The data
* * * *

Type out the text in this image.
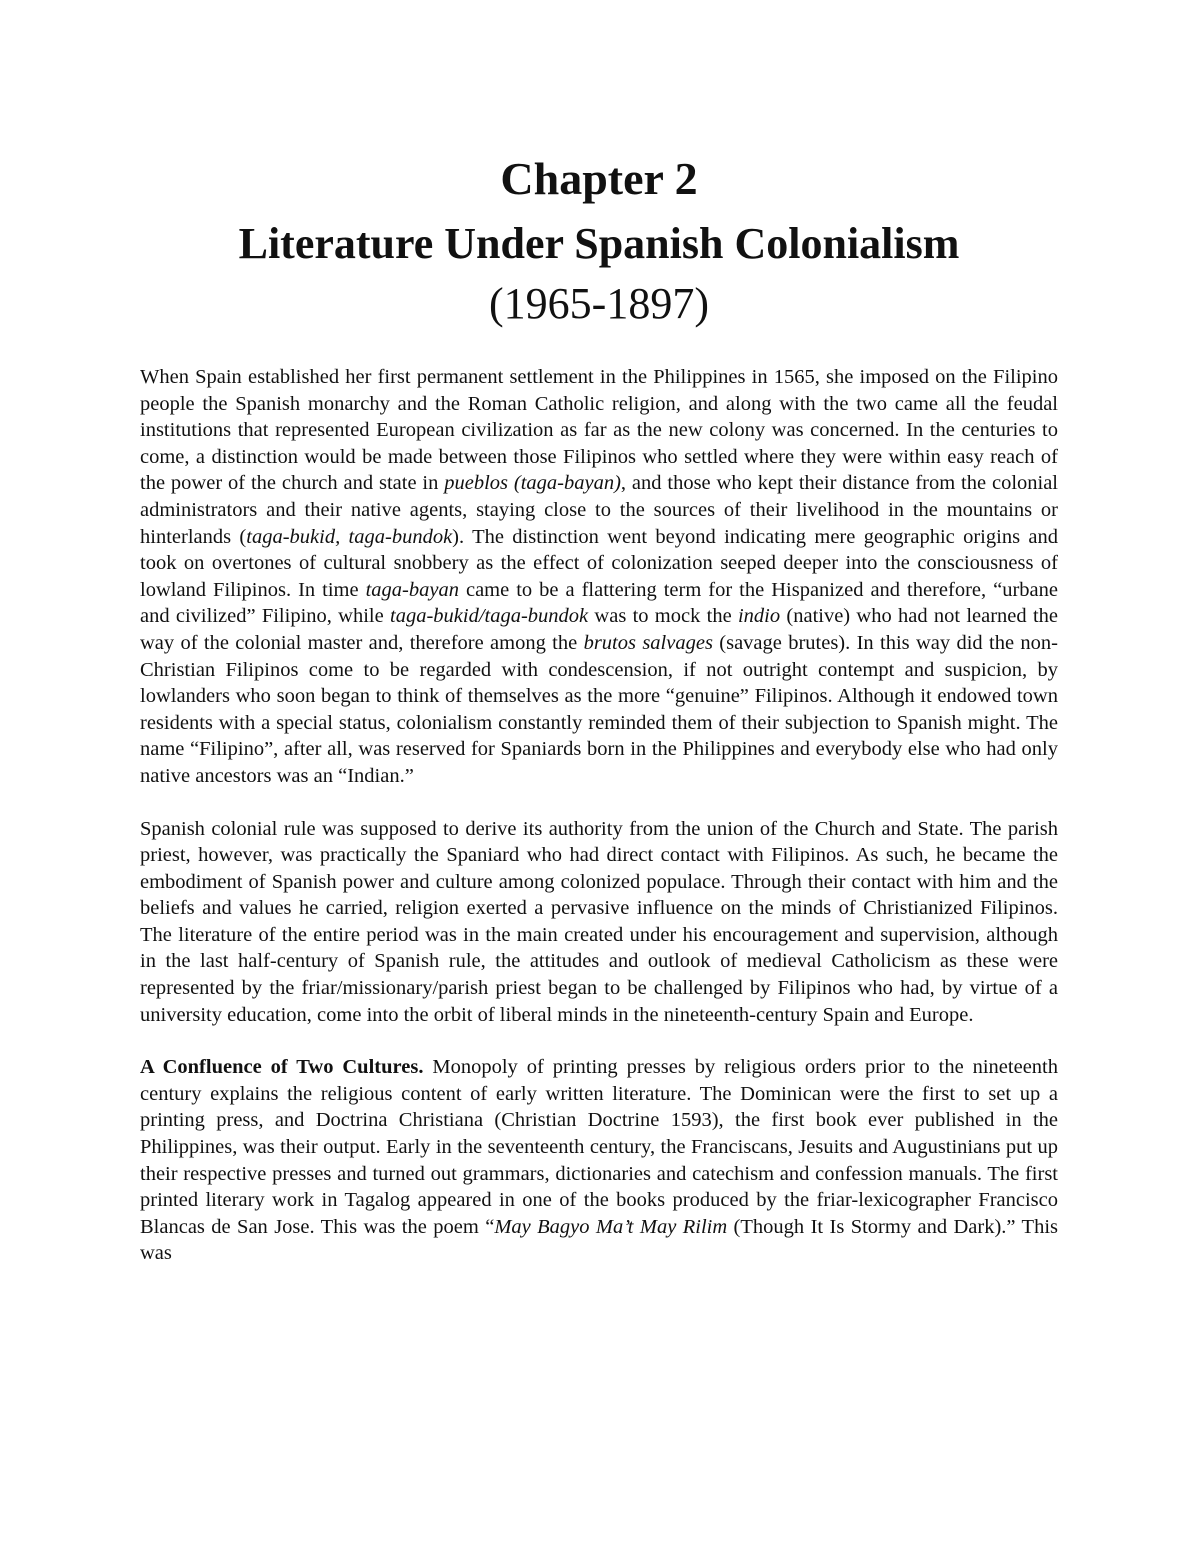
Chapter 2
Literature Under Spanish Colonialism
(1965-1897)

When Spain established her first permanent settlement in the Philippines in 1565, she imposed on the Filipino people the Spanish monarchy and the Roman Catholic religion, and along with the two came all the feudal institutions that represented European civilization as far as the new colony was concerned. In the centuries to come, a distinction would be made between those Filipinos who settled where they were within easy reach of the power of the church and state in pueblos (taga-bayan), and those who kept their distance from the colonial administrators and their native agents, staying close to the sources of their livelihood in the mountains or hinterlands (taga-bukid, taga-bundok). The distinction went beyond indicating mere geographic origins and took on overtones of cultural snobbery as the effect of colonization seeped deeper into the consciousness of lowland Filipinos. In time taga-bayan came to be a flattering term for the Hispanized and therefore, “urbane and civilized” Filipino, while taga-bukid/taga-bundok was to mock the indio (native) who had not learned the way of the colonial master and, therefore among the brutos salvages (savage brutes). In this way did the non-Christian Filipinos come to be regarded with condescension, if not outright contempt and suspicion, by lowlanders who soon began to think of themselves as the more “genuine” Filipinos. Although it endowed town residents with a special status, colonialism constantly reminded them of their subjection to Spanish might. The name “Filipino”, after all, was reserved for Spaniards born in the Philippines and everybody else who had only native ancestors was an “Indian.”

Spanish colonial rule was supposed to derive its authority from the union of the Church and State. The parish priest, however, was practically the Spaniard who had direct contact with Filipinos. As such, he became the embodiment of Spanish power and culture among colonized populace. Through their contact with him and the beliefs and values he carried, religion exerted a pervasive influence on the minds of Christianized Filipinos. The literature of the entire period was in the main created under his encouragement and supervision, although in the last half-century of Spanish rule, the attitudes and outlook of medieval Catholicism as these were represented by the friar/missionary/parish priest began to be challenged by Filipinos who had, by virtue of a university education, come into the orbit of liberal minds in the nineteenth-century Spain and Europe.

A Confluence of Two Cultures. Monopoly of printing presses by religious orders prior to the nineteenth century explains the religious content of early written literature. The Dominican were the first to set up a printing press, and Doctrina Christiana (Christian Doctrine 1593), the first book ever published in the Philippines, was their output. Early in the seventeenth century, the Franciscans, Jesuits and Augustinians put up their respective presses and turned out grammars, dictionaries and catechism and confession manuals. The first printed literary work in Tagalog appeared in one of the books produced by the friar-lexicographer Francisco Blancas de San Jose. This was the poem “May Bagyo Ma’t May Rilim (Though It Is Stormy and Dark).” This was
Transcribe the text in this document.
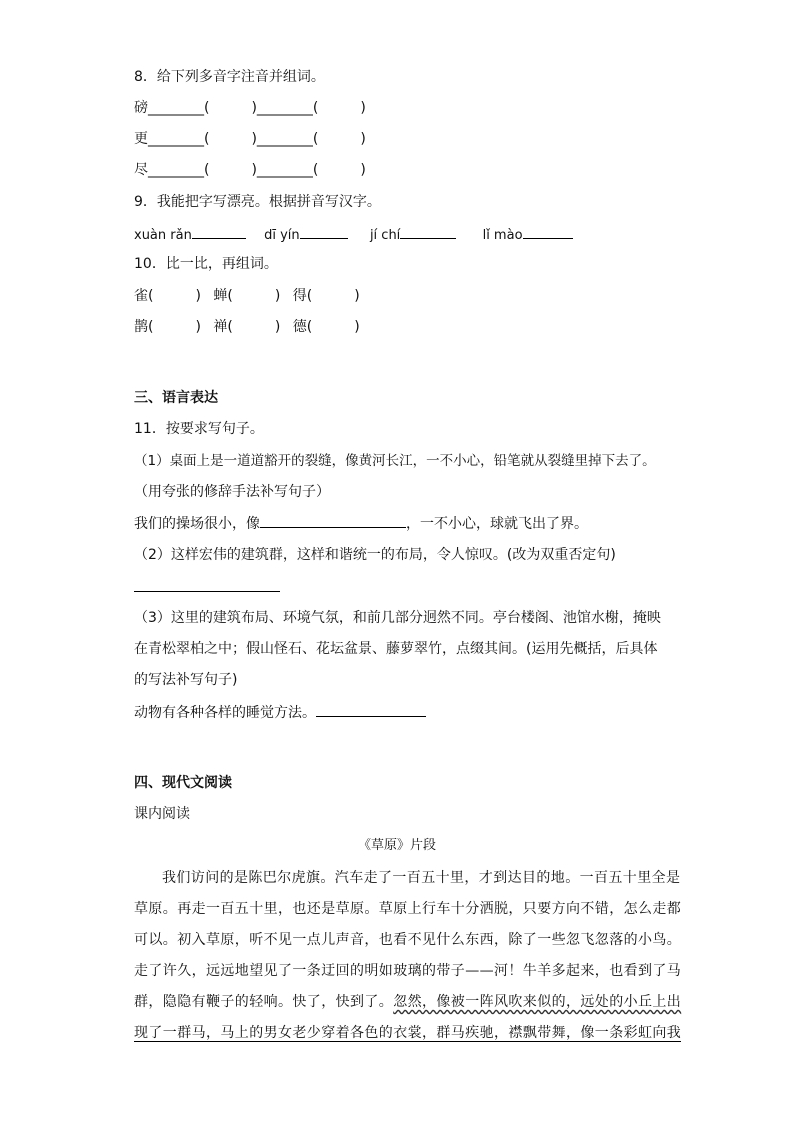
8．给下列多音字注音并组词。
磅________(　　　)________(　　　)
更________(　　　)________(　　　)
尽________(　　　)________(　　　)
9．我能把字写漂亮。根据拼音写汉字。
xuàn rǎn	dī yín	jí chí	lǐ mào
10．比一比，再组词。
雀(　　　) 蝉(　　　) 得(　　　)
鹊(　　　) 禅(　　　) 德(　　　)
三、语言表达
11．按要求写句子。
（1）桌面上是一道道豁开的裂缝，像黄河长江，一不小心，铅笔就从裂缝里掉下去了。
（用夸张的修辞手法补写句子）
我们的操场很小，像	，一不小心，球就飞出了界。
（2）这样宏伟的建筑群，这样和谐统一的布局，令人惊叹。(改为双重否定句)
（3）这里的建筑布局、环境气氛，和前几部分迥然不同。亭台楼阁、池馆水榭，掩映
在青松翠柏之中；假山怪石、花坛盆景、藤萝翠竹，点缀其间。(运用先概括，后具体
的写法补写句子)
动物有各种各样的睡觉方法。
四、现代文阅读
课内阅读
《草原》片段
我们访问的是陈巴尔虎旗。汽车走了一百五十里，才到达目的地。一百五十里全是
草原。再走一百五十里，也还是草原。草原上行车十分洒脱，只要方向不错，怎么走都
可以。初入草原，听不见一点儿声音，也看不见什么东西，除了一些忽飞忽落的小鸟。
走了许久，远远地望见了一条迂回的明如玻璃的带子——河！牛羊多起来，也看到了马
群，隐隐有鞭子的轻响。快了，快到了。忽然，像被一阵风吹来似的，远处的小丘上出
现了一群马，马上的男女老少穿着各色的衣裳，群马疾驰，襟飘带舞，像一条彩虹向我
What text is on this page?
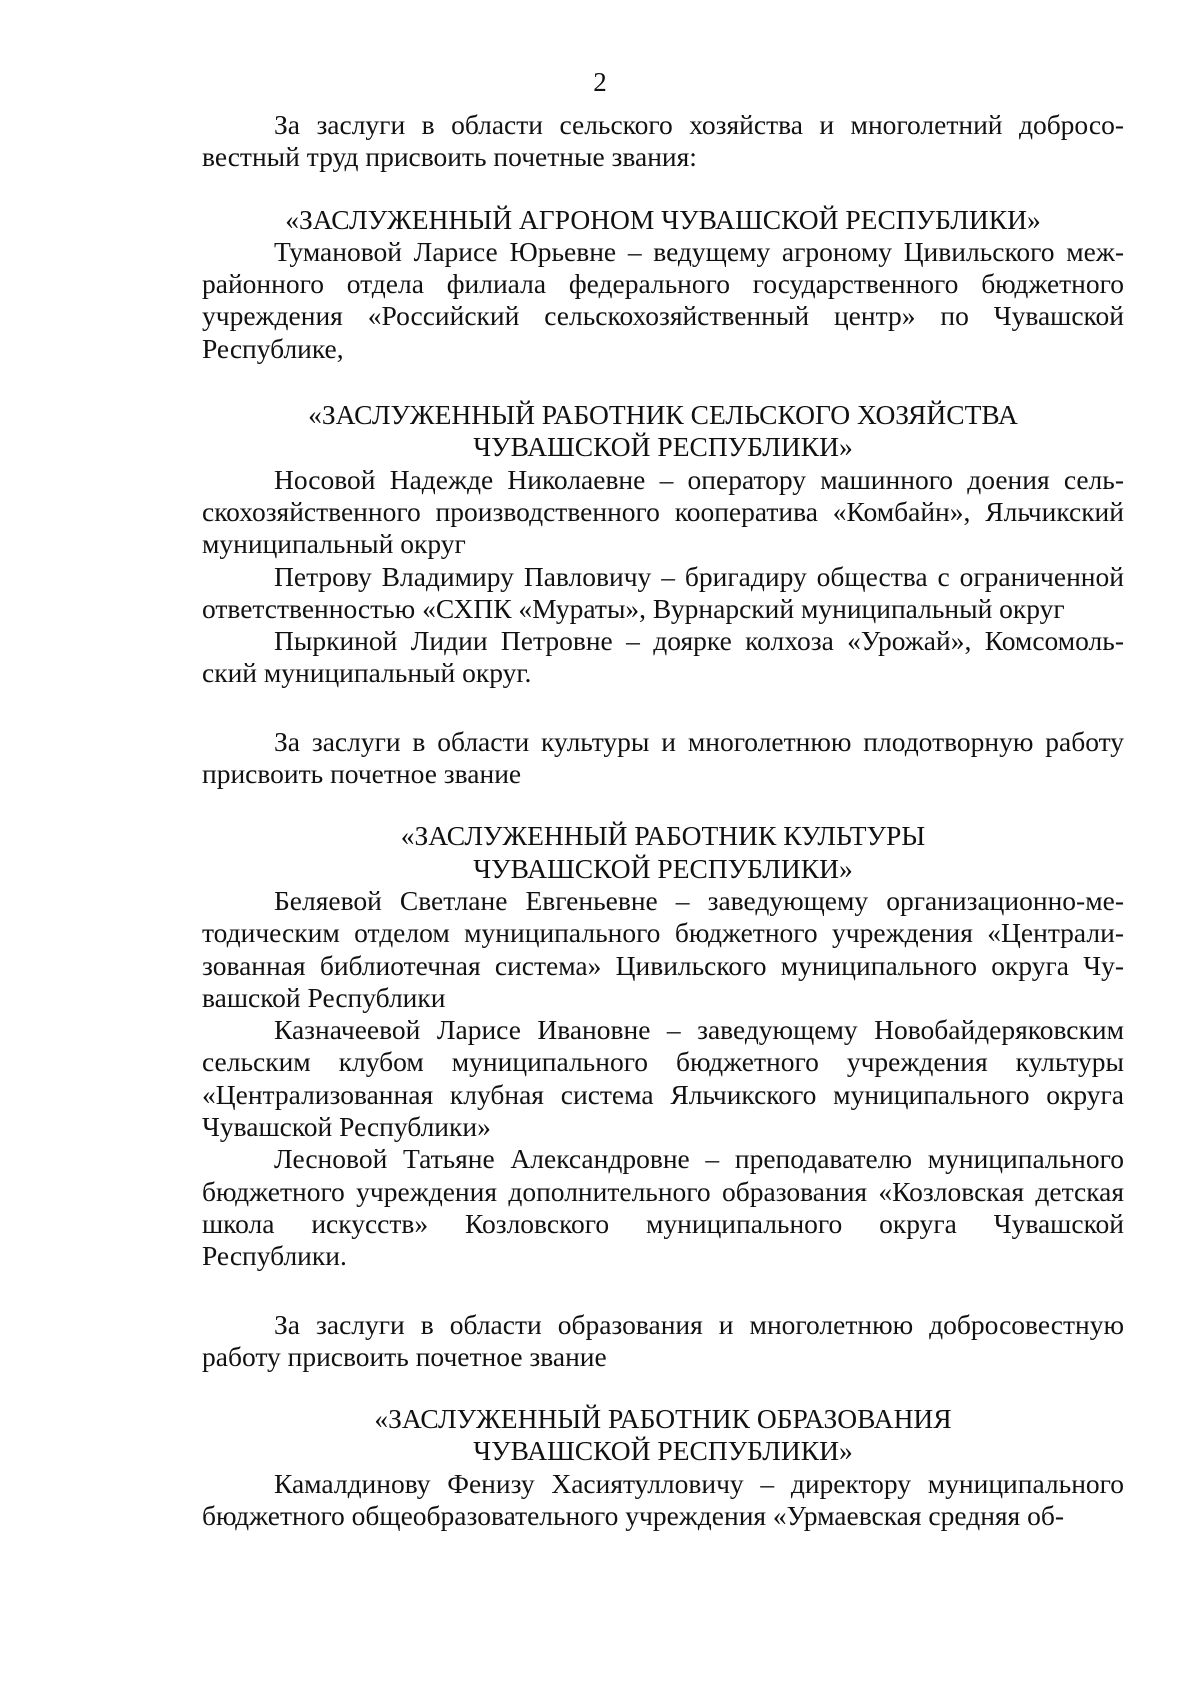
2

За заслуги в области сельского хозяйства и многолетний добросовестный труд присвоить почетные звания:

«ЗАСЛУЖЕННЫЙ АГРОНОМ ЧУВАШСКОЙ РЕСПУБЛИКИ»

Тумановой Ларисе Юрьевне – ведущему агроному Цивильского межрайонного отдела филиала федерального государственного бюджетного учреждения «Российский сельскохозяйственный центр» по Чувашской Республике,

«ЗАСЛУЖЕННЫЙ РАБОТНИК СЕЛЬСКОГО ХОЗЯЙСТВА
ЧУВАШСКОЙ РЕСПУБЛИКИ»

Носовой Надежде Николаевне – оператору машинного доения сельскохозяйственного производственного кооператива «Комбайн», Яльчикский муниципальный округ

Петрову Владимиру Павловичу – бригадиру общества с ограниченной ответственностью «СХПК «Мураты», Вурнарский муниципальный округ

Пыркиной Лидии Петровне – доярке колхоза «Урожай», Комсомольский муниципальный округ.

За заслуги в области культуры и многолетнюю плодотворную работу присвоить почетное звание

«ЗАСЛУЖЕННЫЙ РАБОТНИК КУЛЬТУРЫ
ЧУВАШСКОЙ РЕСПУБЛИКИ»

Беляевой Светлане Евгеньевне – заведующему организационно-методическим отделом муниципального бюджетного учреждения «Централизованная библиотечная система» Цивильского муниципального округа Чувашской Республики

Казначеевой Ларисе Ивановне – заведующему Новобайдеряковским сельским клубом муниципального бюджетного учреждения культуры «Централизованная клубная система Яльчикского муниципального округа Чувашской Республики»

Лесновой Татьяне Александровне – преподавателю муниципального бюджетного учреждения дополнительного образования «Козловская детская школа искусств» Козловского муниципального округа Чувашской Республики.

За заслуги в области образования и многолетнюю добросовестную работу присвоить почетное звание

«ЗАСЛУЖЕННЫЙ РАБОТНИК ОБРАЗОВАНИЯ
ЧУВАШСКОЙ РЕСПУБЛИКИ»

Камалдинову Фенизу Хасиятулловичу – директору муниципального бюджетного общеобразовательного учреждения «Урмаевская средняя об-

* * * *

Copy out all the records exactly, excluding pictures.

The answer
Type out the text in this image.
Chapter 2
Literature Under Spanish Colonialism
(1965-1897)

When Spain established her first permanent settlement in the Philippines in 1565, she imposed on the Filipino people the Spanish monarchy and the Roman Catholic religion, and along with the two came all the feudal institutions that represented European civilization as far as the new colony was concerned. In the centuries to come, a distinction would be made between those Filipinos who settled where they were within easy reach of the power of the church and state in pueblos (taga-bayan), and those who kept their distance from the colonial administrators and their native agents, staying close to the sources of their livelihood in the mountains or hinterlands (taga-bukid, taga-bundok). The distinction went beyond indicating mere geographic origins and took on overtones of cultural snobbery as the effect of colonization seeped deeper into the consciousness of lowland Filipinos. In time taga-bayan came to be a flattering term for the Hispanized and therefore, “urbane and civilized” Filipino, while taga-bukid/taga-bundok was to mock the indio (native) who had not learned the way of the colonial master and, therefore among the brutos salvages (savage brutes). In this way did the non-Christian Filipinos come to be regarded with condescension, if not outright contempt and suspicion, by lowlanders who soon began to think of themselves as the more “genuine” Filipinos. Although it endowed town residents with a special status, colonialism constantly reminded them of their subjection to Spanish might. The name “Filipino”, after all, was reserved for Spaniards born in the Philippines and everybody else who had only native ancestors was an “Indian.”

Spanish colonial rule was supposed to derive its authority from the union of the Church and State. The parish priest, however, was practically the Spaniard who had direct contact with Filipinos. As such, he became the embodiment of Spanish power and culture among colonized populace. Through their contact with him and the beliefs and values he carried, religion exerted a pervasive influence on the minds of Christianized Filipinos. The literature of the entire period was in the main created under his encouragement and supervision, although in the last half-century of Spanish rule, the attitudes and outlook of medieval Catholicism as these were represented by the friar/missionary/parish priest began to be challenged by Filipinos who had, by virtue of a university education, come into the orbit of liberal minds in the nineteenth-century Spain and Europe.

A Confluence of Two Cultures. Monopoly of printing presses by religious orders prior to the nineteenth century explains the religious content of early written literature. The Dominican were the first to set up a printing press, and Doctrina Christiana (Christian Doctrine 1593), the first book ever published in the Philippines, was their output. Early in the seventeenth century, the Franciscans, Jesuits and Augustinians put up their respective presses and turned out grammars, dictionaries and catechism and confession manuals. The first printed literary work in Tagalog appeared in one of the books produced by the friar-lexicographer Francisco Blancas de San Jose. This was the poem “May Bagyo Ma’t May Rilim (Though It Is Stormy and Dark).” This was
Transcribe the text in this document.
8．给下列多音字注音并组词。
磅________(　　　)________(　　　)
更________(　　　)________(　　　)
尽________(　　　)________(　　　)
9．我能把字写漂亮。根据拼音写汉字。
xuàn rǎn	dī yín	jí chí	lǐ mào
10．比一比，再组词。
雀(　　　) 蝉(　　　) 得(　　　)
鹊(　　　) 禅(　　　) 德(　　　)
三、语言表达
11．按要求写句子。
（1）桌面上是一道道豁开的裂缝，像黄河长江，一不小心，铅笔就从裂缝里掉下去了。
（用夸张的修辞手法补写句子）
我们的操场很小，像	，一不小心，球就飞出了界。
（2）这样宏伟的建筑群，这样和谐统一的布局，令人惊叹。(改为双重否定句)
（3）这里的建筑布局、环境气氛，和前几部分迥然不同。亭台楼阁、池馆水榭，掩映
在青松翠柏之中；假山怪石、花坛盆景、藤萝翠竹，点缀其间。(运用先概括，后具体
的写法补写句子)
动物有各种各样的睡觉方法。
四、现代文阅读
课内阅读
《草原》片段
我们访问的是陈巴尔虎旗。汽车走了一百五十里，才到达目的地。一百五十里全是
草原。再走一百五十里，也还是草原。草原上行车十分洒脱，只要方向不错，怎么走都
可以。初入草原，听不见一点儿声音，也看不见什么东西，除了一些忽飞忽落的小鸟。
走了许久，远远地望见了一条迂回的明如玻璃的带子——河！牛羊多起来，也看到了马
群，隐隐有鞭子的轻响。快了，快到了。忽然，像被一阵风吹来似的，远处的小丘上出
现了一群马，马上的男女老少穿着各色的衣裳，群马疾驰，襟飘带舞，像一条彩虹向我
What text is on this page?
2

За заслуги в области сельского хозяйства и многолетний добросовестный труд присвоить почетные звания:

«ЗАСЛУЖЕННЫЙ АГРОНОМ ЧУВАШСКОЙ РЕСПУБЛИКИ»

Тумановой Ларисе Юрьевне – ведущему агроному Цивильского межрайонного отдела филиала федерального государственного бюджетного учреждения «Российский сельскохозяйственный центр» по Чувашской Республике,

«ЗАСЛУЖЕННЫЙ РАБОТНИК СЕЛЬСКОГО ХОЗЯЙСТВА
ЧУВАШСКОЙ РЕСПУБЛИКИ»

Носовой Надежде Николаевне – оператору машинного доения сельскохозяйственного производственного кооператива «Комбайн», Яльчикский муниципальный округ

Петрову Владимиру Павловичу – бригадиру общества с ограниченной ответственностью «СХПК «Мураты», Вурнарский муниципальный округ

Пыркиной Лидии Петровне – доярке колхоза «Урожай», Комсомольский муниципальный округ.

За заслуги в области культуры и многолетнюю плодотворную работу присвоить почетное звание

«ЗАСЛУЖЕННЫЙ РАБОТНИК КУЛЬТУРЫ
ЧУВАШСКОЙ РЕСПУБЛИКИ»

Беляевой Светлане Евгеньевне – заведующему организационно-методическим отделом муниципального бюджетного учреждения «Централизованная библиотечная система» Цивильского муниципального округа Чувашской Республики

Казначеевой Ларисе Ивановне – заведующему Новобайдеряковским сельским клубом муниципального бюджетного учреждения культуры «Централизованная клубная система Яльчикского муниципального округа Чувашской Республики»

Лесновой Татьяне Александровне – преподавателю муниципального бюджетного учреждения дополнительного образования «Козловская детская школа искусств» Козловского муниципального округа Чувашской Республики.

За заслуги в области образования и многолетнюю добросовестную работу присвоить почетное звание

«ЗАСЛУЖЕННЫЙ РАБОТНИК ОБРАЗОВАНИЯ
ЧУВАШСКОЙ РЕСПУБЛИКИ»

Камалдинову Фенизу Хасиятулловичу – директору муниципального бюджетного общеобразовательного учреждения «Урмаевская средняя об-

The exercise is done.